Write the entries below out again exactly; any picture in them stays out.

Excerpts from a figure dataset:
+++

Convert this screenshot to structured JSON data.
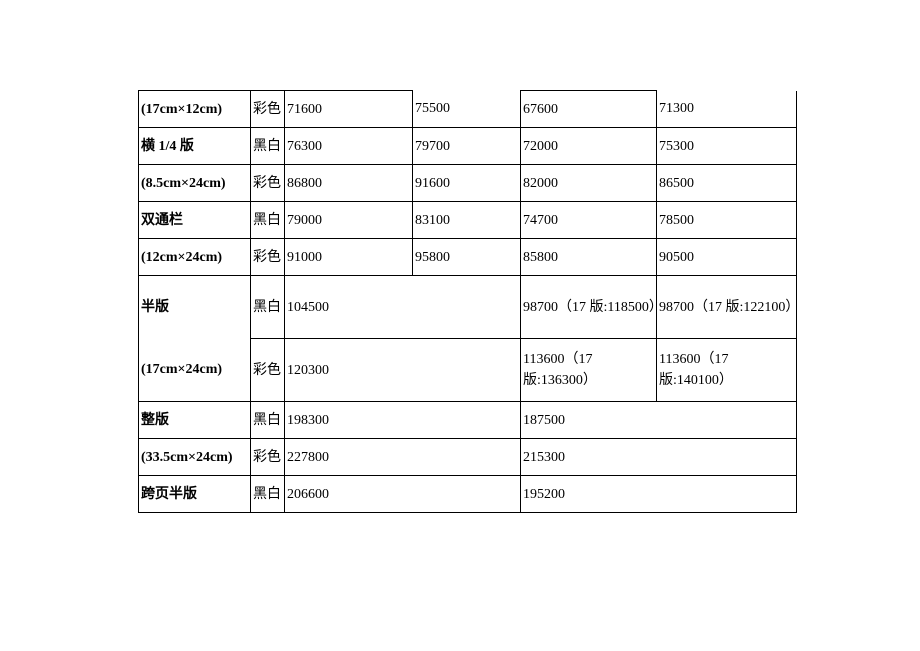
{
  "table": {
    "colors": {
      "text": "#000000",
      "border": "#000000",
      "background": "#ffffff"
    },
    "font": {
      "family": "SimSun",
      "size_pt": 10.5,
      "bold_size_col": true
    },
    "rows": [
      {
        "size": "(17cm×12cm)",
        "color": "彩色",
        "v": [
          "71600",
          "75500",
          "67600",
          "71300"
        ],
        "borders": {
          "c3_top": false,
          "c5_top": false
        }
      },
      {
        "size": "横 1/4 版",
        "color": "黑白",
        "v": [
          "76300",
          "79700",
          "72000",
          "75300"
        ]
      },
      {
        "size": "(8.5cm×24cm)",
        "color": "彩色",
        "v": [
          "86800",
          "91600",
          "82000",
          "86500"
        ]
      },
      {
        "size": "双通栏",
        "color": "黑白",
        "v": [
          "79000",
          "83100",
          "74700",
          "78500"
        ]
      },
      {
        "size": "(12cm×24cm)",
        "color": "彩色",
        "v": [
          "91000",
          "95800",
          "85800",
          "90500"
        ]
      },
      {
        "rowspan_size": 2,
        "size": "半版",
        "size2": "(17cm×24cm)",
        "color": "黑白",
        "v": [
          "104500",
          "",
          "98700（17 版:118500）",
          "98700（17 版:122100）"
        ],
        "merge_23": true,
        "tall": true
      },
      {
        "color": "彩色",
        "v": [
          "120300",
          "",
          "113600（17 版:136300）",
          "113600（17 版:140100）"
        ],
        "merge_23": true,
        "tall": true
      },
      {
        "size": "整版",
        "color": "黑白",
        "v": [
          "198300",
          "",
          "187500",
          ""
        ],
        "merge_23": true,
        "merge_45": true
      },
      {
        "size": "(33.5cm×24cm)",
        "color": "彩色",
        "v": [
          "227800",
          "",
          "215300",
          ""
        ],
        "merge_23": true,
        "merge_45": true
      },
      {
        "size": "跨页半版",
        "color": "黑白",
        "v": [
          "206600",
          "",
          "195200",
          ""
        ],
        "merge_23": true,
        "merge_45": true
      }
    ]
  }
}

+++

▶ _Full solution_
Convert this screenshot to structured JSON data.
{
  "table": {
    "colors": {
      "text": "#000000",
      "border": "#000000",
      "background": "#ffffff"
    },
    "font": {
      "family": "SimSun",
      "size_pt": 10.5,
      "bold_size_col": true
    },
    "rows": [
      {
        "size": "(17cm×12cm)",
        "color": "彩色",
        "v": [
          "71600",
          "75500",
          "67600",
          "71300"
        ],
        "borders": {
          "c3_top": false,
          "c5_top": false
        }
      },
      {
        "size": "横 1/4 版",
        "color": "黑白",
        "v": [
          "76300",
          "79700",
          "72000",
          "75300"
        ]
      },
      {
        "size": "(8.5cm×24cm)",
        "color": "彩色",
        "v": [
          "86800",
          "91600",
          "82000",
          "86500"
        ]
      },
      {
        "size": "双通栏",
        "color": "黑白",
        "v": [
          "79000",
          "83100",
          "74700",
          "78500"
        ]
      },
      {
        "size": "(12cm×24cm)",
        "color": "彩色",
        "v": [
          "91000",
          "95800",
          "85800",
          "90500"
        ]
      },
      {
        "rowspan_size": 2,
        "size": "半版",
        "size2": "(17cm×24cm)",
        "color": "黑白",
        "v": [
          "104500",
          "",
          "98700（17 版:118500）",
          "98700（17 版:122100）"
        ],
        "merge_23": true,
        "tall": true
      },
      {
        "color": "彩色",
        "v": [
          "120300",
          "",
          "113600（17 版:136300）",
          "113600（17 版:140100）"
        ],
        "merge_23": true,
        "tall": true
      },
      {
        "size": "整版",
        "color": "黑白",
        "v": [
          "198300",
          "",
          "187500",
          ""
        ],
        "merge_23": true,
        "merge_45": true
      },
      {
        "size": "(33.5cm×24cm)",
        "color": "彩色",
        "v": [
          "227800",
          "",
          "215300",
          ""
        ],
        "merge_23": true,
        "merge_45": true
      },
      {
        "size": "跨页半版",
        "color": "黑白",
        "v": [
          "206600",
          "",
          "195200",
          ""
        ],
        "merge_23": true,
        "merge_45": true
      }
    ]
  }
}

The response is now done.